» **Written task**
Locate the lines where "staircase" occurs and copy them as they stand.

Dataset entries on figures
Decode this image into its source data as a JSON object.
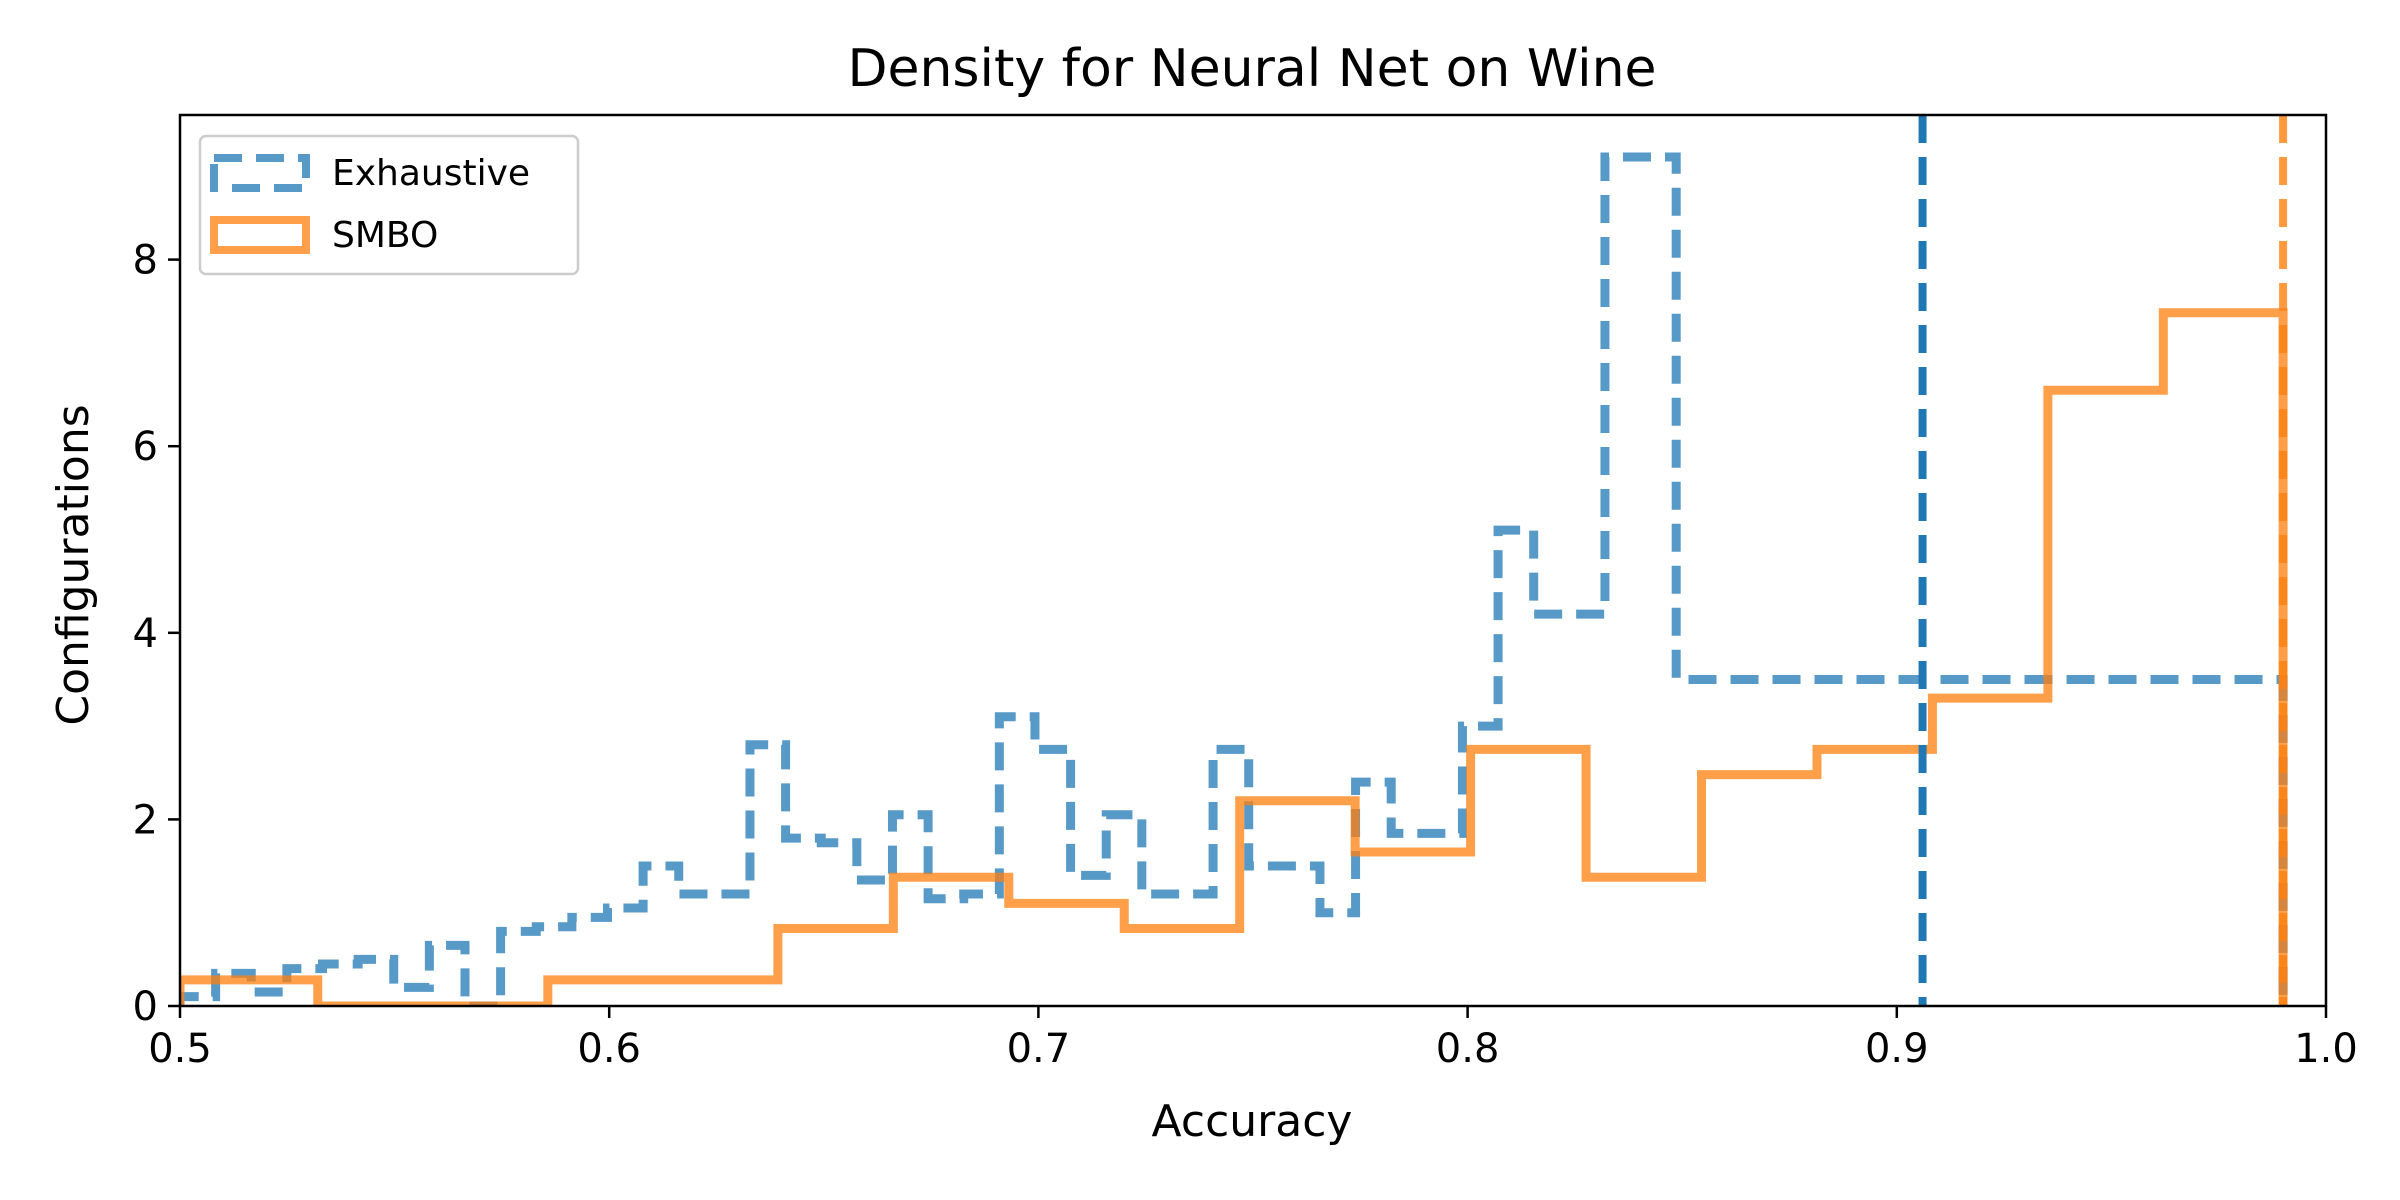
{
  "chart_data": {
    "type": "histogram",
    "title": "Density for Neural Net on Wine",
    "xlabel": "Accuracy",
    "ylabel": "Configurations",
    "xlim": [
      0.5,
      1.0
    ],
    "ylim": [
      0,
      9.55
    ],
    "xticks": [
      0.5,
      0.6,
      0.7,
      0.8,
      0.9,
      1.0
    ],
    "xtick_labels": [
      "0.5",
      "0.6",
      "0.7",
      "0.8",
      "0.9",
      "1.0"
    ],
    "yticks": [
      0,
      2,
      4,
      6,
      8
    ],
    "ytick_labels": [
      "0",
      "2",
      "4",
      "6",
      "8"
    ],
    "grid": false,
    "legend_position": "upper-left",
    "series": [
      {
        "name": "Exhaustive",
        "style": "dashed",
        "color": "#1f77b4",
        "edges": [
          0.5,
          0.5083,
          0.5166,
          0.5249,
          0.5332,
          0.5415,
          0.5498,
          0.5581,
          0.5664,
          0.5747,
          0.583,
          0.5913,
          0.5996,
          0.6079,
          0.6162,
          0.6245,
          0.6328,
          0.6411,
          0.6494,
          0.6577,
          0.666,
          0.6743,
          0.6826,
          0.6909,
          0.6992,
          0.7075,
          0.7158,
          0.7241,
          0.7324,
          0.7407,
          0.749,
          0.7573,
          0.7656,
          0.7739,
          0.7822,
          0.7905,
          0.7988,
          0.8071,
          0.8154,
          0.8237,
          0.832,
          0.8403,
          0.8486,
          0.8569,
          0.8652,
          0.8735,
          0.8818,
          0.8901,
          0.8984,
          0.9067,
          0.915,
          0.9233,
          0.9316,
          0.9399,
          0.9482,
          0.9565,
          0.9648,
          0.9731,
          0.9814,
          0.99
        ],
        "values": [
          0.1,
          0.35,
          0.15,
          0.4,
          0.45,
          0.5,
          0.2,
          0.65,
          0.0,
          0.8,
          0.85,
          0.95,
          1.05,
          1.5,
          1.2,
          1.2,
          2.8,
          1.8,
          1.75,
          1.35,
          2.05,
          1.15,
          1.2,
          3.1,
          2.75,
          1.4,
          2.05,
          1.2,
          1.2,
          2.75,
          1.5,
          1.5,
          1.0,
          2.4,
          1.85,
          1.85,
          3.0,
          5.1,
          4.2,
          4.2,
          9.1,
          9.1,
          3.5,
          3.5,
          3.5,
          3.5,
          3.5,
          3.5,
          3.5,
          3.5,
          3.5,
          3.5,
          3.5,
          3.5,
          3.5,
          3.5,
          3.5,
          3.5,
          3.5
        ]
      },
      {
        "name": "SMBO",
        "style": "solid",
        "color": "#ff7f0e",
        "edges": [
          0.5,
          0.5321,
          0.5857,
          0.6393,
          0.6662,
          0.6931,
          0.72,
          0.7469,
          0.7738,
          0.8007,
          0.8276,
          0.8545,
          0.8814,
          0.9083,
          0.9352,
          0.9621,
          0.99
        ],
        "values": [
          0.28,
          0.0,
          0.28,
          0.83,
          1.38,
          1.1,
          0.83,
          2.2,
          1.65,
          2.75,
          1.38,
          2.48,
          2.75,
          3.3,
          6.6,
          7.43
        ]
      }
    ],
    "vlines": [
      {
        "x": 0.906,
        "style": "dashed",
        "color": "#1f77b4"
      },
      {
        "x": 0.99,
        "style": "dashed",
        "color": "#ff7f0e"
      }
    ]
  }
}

==

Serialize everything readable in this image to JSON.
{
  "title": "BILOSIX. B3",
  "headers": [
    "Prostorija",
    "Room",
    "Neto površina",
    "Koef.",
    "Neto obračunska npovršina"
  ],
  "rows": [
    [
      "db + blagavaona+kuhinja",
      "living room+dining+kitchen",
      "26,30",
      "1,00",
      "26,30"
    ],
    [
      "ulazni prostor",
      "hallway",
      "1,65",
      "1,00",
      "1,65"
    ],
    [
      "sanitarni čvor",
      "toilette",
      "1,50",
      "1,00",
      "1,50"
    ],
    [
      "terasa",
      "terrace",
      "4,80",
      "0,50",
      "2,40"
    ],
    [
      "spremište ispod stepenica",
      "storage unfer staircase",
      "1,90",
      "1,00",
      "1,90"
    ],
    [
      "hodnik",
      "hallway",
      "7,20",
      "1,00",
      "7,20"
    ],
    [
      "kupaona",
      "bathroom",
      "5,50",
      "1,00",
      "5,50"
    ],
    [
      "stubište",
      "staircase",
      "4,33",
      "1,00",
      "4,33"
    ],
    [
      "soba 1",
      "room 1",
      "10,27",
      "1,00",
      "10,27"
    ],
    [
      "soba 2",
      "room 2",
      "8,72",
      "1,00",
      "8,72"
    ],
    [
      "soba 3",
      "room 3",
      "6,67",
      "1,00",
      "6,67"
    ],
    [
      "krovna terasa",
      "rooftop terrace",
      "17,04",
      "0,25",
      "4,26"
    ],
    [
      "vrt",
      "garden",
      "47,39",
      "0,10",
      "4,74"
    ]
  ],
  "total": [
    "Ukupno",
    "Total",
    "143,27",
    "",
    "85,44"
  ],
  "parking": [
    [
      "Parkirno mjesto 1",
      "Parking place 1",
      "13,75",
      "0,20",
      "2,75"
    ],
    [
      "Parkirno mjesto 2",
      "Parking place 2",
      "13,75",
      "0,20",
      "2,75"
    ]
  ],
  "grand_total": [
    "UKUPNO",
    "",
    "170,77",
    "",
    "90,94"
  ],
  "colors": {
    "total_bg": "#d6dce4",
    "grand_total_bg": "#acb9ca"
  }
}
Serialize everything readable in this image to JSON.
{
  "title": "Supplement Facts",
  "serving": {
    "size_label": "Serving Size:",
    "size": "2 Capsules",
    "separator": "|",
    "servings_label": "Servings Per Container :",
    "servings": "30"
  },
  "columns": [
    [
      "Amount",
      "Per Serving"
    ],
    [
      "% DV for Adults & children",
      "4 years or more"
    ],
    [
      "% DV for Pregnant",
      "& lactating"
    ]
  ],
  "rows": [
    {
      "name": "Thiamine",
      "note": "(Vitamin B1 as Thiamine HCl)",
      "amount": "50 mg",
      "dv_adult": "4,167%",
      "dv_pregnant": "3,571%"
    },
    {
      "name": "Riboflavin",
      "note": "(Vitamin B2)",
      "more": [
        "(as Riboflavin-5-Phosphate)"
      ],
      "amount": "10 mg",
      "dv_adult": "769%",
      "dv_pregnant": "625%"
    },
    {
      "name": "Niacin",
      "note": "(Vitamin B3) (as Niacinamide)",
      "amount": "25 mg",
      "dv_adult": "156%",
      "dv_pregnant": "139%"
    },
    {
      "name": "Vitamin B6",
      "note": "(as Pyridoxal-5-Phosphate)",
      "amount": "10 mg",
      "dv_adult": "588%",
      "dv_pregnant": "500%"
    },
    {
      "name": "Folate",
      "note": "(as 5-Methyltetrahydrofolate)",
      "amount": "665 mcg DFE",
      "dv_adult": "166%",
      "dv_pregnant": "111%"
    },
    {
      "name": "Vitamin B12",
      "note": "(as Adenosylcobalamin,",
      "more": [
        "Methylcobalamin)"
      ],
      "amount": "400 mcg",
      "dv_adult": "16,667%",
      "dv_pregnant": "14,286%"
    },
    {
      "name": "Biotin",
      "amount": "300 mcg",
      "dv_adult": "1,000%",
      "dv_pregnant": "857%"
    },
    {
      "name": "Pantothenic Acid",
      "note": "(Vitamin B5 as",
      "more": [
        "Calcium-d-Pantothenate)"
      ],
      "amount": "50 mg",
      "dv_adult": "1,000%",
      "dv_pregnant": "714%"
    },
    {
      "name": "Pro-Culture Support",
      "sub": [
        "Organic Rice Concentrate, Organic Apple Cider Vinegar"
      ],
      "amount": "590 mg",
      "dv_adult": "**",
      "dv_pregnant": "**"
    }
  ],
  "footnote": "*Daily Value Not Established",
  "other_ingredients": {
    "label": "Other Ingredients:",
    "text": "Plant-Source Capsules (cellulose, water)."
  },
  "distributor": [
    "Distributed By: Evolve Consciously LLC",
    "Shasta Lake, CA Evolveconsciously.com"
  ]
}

...

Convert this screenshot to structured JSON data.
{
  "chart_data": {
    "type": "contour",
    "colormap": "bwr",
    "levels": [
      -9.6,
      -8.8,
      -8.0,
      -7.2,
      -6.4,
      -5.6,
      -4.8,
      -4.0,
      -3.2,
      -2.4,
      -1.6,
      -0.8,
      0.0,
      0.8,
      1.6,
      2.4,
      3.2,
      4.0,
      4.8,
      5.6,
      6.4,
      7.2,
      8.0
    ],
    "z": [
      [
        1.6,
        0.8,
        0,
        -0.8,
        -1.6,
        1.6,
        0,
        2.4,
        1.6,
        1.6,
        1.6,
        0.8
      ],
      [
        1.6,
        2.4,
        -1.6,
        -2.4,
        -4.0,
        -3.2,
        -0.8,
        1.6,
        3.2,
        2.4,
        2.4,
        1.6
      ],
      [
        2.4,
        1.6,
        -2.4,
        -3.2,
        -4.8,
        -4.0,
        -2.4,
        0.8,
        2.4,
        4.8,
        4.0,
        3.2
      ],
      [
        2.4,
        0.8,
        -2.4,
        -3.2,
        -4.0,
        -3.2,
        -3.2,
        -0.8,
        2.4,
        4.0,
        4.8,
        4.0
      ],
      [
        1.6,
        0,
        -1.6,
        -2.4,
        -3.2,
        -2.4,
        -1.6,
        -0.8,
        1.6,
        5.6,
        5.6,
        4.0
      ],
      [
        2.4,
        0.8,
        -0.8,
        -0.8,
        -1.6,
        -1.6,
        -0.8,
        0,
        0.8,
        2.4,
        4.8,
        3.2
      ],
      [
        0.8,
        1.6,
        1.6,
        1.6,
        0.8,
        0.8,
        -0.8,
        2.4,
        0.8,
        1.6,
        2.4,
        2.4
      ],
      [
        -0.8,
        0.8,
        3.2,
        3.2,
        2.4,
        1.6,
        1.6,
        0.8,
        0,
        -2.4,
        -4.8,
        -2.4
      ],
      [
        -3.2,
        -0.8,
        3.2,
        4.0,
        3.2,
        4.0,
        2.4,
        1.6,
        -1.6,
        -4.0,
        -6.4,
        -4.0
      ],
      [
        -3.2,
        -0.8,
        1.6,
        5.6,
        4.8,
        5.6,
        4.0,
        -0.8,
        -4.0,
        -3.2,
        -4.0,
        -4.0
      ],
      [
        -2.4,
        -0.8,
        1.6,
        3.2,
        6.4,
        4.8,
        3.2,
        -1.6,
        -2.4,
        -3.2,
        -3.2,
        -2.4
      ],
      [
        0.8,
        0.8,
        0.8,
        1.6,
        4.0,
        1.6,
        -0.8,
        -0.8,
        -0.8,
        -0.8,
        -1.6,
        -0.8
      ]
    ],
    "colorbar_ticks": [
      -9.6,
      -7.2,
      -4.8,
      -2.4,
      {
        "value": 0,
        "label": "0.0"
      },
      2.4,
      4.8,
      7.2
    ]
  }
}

» **Task output**
      "storage unfer staircase",
      "staircase",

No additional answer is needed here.